_Given task_:
Pick out every line that holds the string "Orateur" and copy it.

_Dataset extract_:
══════

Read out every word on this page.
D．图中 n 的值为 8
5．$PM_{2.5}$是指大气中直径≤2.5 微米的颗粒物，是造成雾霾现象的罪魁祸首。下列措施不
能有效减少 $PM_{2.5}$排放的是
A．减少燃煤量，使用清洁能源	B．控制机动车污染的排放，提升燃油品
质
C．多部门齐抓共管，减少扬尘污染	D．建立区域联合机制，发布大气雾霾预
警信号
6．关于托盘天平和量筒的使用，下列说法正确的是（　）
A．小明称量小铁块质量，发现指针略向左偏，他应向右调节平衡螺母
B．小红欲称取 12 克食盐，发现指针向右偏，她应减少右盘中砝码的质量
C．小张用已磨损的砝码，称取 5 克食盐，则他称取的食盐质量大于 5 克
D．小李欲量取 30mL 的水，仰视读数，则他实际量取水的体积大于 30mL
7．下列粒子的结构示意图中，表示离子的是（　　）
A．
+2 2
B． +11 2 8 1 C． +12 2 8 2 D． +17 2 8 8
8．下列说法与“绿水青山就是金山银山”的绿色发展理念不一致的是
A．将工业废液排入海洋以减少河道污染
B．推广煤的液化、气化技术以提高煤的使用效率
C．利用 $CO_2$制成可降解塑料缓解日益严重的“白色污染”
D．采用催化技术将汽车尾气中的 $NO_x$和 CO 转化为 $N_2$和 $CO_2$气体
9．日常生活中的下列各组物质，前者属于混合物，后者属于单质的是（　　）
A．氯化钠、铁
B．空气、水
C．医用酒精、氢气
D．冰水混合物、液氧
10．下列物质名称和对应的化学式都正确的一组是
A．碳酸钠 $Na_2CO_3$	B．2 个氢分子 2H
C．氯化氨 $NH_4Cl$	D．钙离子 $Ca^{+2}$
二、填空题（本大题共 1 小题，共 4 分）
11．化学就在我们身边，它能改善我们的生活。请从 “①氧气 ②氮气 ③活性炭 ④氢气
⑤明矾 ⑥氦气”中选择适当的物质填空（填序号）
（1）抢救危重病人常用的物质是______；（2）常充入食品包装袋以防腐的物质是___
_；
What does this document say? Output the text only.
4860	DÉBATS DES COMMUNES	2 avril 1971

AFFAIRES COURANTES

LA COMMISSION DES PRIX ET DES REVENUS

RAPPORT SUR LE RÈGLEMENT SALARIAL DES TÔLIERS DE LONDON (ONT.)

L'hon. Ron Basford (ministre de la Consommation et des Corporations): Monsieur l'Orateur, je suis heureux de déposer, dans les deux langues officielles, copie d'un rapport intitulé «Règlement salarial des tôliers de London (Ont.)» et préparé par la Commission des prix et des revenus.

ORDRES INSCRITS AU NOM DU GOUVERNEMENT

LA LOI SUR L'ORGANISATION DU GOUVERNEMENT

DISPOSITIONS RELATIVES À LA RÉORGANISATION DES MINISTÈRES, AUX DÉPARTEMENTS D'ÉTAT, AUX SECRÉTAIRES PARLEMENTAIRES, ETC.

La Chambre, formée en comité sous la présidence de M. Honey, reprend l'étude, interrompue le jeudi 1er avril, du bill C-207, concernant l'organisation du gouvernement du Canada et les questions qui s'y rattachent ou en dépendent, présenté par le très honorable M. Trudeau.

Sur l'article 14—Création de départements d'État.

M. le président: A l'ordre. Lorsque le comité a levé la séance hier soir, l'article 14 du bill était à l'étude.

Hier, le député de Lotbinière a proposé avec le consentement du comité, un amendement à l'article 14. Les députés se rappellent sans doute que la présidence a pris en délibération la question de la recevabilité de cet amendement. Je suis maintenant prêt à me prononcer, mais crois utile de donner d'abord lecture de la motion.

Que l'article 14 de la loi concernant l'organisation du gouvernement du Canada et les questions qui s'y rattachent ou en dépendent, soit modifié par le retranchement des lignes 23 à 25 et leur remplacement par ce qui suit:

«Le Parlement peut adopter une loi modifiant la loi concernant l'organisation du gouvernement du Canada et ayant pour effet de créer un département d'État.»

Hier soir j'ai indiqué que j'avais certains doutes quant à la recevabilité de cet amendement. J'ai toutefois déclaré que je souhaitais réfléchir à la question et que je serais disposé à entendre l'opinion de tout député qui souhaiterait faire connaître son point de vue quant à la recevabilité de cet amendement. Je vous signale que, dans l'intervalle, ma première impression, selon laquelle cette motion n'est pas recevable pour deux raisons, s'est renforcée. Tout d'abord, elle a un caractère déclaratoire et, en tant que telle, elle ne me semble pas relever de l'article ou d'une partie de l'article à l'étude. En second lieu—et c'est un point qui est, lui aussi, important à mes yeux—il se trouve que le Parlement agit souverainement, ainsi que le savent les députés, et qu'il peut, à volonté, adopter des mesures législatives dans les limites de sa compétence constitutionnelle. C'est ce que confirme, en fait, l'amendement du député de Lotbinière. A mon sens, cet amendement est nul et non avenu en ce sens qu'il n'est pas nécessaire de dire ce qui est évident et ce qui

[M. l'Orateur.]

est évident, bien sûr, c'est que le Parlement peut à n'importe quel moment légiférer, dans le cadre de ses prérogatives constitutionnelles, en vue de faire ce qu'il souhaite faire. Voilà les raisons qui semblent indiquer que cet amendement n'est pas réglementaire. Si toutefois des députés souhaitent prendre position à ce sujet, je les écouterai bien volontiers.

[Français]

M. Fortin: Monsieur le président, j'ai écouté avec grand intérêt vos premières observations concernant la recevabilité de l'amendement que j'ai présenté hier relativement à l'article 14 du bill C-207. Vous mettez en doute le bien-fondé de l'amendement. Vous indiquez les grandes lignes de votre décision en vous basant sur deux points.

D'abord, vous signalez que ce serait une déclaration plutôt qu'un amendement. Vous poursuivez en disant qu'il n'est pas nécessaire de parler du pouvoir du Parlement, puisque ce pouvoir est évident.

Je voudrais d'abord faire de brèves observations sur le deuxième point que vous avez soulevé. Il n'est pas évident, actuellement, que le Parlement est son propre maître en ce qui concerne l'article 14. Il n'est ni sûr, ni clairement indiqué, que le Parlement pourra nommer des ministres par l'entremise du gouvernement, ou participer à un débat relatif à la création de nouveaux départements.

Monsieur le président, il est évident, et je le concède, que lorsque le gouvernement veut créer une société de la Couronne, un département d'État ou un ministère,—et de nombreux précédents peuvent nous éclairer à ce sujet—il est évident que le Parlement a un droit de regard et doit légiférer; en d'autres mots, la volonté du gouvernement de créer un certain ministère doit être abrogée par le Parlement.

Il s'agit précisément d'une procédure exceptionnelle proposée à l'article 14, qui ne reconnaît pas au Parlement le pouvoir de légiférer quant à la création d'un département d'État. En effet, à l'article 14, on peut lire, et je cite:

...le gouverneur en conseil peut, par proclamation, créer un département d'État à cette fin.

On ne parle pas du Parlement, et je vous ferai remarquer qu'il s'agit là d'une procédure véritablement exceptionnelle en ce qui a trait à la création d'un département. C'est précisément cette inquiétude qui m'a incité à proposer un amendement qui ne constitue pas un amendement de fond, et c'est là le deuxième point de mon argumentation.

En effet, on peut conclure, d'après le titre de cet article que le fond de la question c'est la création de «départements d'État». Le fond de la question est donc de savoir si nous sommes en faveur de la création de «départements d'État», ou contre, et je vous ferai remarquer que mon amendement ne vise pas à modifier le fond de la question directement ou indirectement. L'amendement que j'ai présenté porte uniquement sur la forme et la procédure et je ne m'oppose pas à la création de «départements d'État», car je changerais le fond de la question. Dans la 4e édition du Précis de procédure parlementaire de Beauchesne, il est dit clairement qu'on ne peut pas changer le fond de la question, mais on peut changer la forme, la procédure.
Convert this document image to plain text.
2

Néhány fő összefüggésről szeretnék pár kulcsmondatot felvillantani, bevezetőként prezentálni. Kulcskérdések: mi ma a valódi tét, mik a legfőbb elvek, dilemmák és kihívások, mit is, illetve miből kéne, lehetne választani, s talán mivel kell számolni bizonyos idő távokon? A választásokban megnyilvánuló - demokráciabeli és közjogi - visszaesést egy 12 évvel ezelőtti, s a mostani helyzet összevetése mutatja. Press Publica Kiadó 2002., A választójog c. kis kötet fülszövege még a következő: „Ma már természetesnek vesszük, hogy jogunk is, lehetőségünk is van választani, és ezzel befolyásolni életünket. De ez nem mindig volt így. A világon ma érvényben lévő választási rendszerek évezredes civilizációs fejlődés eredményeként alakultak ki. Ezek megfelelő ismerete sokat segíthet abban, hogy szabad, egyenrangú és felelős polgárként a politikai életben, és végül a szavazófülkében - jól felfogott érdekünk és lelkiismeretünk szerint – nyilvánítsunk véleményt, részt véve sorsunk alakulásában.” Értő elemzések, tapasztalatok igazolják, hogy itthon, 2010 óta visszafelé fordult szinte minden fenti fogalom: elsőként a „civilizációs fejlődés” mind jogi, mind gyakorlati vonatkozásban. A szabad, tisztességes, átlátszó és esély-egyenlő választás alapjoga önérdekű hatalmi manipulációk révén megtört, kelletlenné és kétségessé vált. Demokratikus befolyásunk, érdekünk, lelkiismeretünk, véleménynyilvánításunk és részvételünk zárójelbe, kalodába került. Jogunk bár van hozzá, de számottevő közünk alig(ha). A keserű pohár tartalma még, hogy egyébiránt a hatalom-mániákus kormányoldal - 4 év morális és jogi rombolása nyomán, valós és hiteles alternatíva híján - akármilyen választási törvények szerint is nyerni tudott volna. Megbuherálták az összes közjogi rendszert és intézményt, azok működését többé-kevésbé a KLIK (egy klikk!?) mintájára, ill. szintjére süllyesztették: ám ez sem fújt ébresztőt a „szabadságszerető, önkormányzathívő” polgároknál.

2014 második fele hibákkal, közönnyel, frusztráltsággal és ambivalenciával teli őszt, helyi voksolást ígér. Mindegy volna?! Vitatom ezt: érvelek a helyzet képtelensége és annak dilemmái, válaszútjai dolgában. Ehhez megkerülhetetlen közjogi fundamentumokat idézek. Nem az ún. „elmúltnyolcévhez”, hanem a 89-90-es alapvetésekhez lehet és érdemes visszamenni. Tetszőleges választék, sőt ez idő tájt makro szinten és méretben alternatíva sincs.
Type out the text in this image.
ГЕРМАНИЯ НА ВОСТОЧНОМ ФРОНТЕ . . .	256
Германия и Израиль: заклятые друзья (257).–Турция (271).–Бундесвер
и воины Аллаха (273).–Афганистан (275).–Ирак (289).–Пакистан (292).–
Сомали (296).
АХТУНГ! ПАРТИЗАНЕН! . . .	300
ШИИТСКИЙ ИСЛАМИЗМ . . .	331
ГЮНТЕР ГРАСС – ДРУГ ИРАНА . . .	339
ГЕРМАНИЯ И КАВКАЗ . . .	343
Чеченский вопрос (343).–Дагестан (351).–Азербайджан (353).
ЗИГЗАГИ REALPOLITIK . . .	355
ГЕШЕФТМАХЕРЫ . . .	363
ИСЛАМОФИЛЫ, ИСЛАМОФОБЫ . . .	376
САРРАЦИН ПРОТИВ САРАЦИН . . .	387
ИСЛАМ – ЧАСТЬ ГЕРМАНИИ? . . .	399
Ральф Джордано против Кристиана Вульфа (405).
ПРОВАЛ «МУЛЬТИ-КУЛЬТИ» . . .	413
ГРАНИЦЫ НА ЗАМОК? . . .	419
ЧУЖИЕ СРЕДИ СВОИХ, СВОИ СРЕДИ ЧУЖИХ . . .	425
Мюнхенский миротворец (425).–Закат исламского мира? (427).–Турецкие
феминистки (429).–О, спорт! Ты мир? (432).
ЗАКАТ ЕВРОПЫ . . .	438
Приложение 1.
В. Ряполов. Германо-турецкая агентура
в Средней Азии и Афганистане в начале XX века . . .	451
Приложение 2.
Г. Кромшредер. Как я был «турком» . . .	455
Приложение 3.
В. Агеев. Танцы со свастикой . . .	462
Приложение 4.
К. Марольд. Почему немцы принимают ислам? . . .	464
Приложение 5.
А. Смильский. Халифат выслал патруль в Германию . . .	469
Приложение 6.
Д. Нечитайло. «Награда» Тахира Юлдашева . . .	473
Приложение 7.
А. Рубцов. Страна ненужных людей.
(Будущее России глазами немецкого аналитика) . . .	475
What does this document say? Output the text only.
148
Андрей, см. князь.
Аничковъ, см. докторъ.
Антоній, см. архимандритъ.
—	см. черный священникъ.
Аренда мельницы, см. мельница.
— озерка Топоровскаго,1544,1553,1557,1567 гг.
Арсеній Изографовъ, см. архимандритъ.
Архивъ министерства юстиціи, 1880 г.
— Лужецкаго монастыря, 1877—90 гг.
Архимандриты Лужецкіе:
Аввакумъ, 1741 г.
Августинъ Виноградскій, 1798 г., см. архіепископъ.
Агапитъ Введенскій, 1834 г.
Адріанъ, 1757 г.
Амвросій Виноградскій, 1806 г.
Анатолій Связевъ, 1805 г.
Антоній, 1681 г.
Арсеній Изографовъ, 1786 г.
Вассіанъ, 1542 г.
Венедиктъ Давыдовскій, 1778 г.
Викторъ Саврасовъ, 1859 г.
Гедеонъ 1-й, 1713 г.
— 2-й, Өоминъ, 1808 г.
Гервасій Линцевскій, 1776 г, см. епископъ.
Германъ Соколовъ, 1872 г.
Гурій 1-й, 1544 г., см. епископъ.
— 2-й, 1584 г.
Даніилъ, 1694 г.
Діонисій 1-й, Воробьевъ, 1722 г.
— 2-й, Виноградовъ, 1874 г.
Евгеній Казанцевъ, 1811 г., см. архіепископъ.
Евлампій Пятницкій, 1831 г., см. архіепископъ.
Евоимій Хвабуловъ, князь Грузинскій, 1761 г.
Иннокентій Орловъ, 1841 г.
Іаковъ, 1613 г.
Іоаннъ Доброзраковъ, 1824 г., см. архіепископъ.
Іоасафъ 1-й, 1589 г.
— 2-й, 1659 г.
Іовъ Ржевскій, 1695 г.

══════

_Result_:
L'hon. Ron Basford (ministre de la Consommation et des Corporations): Monsieur l'Orateur, je suis heureux de déposer, dans les deux langues officielles, copie d'un rapport intitulé «Règlement salarial des tôliers de London (Ont.)» et préparé par la Commission des prix et des revenus.
[M. l'Orateur.]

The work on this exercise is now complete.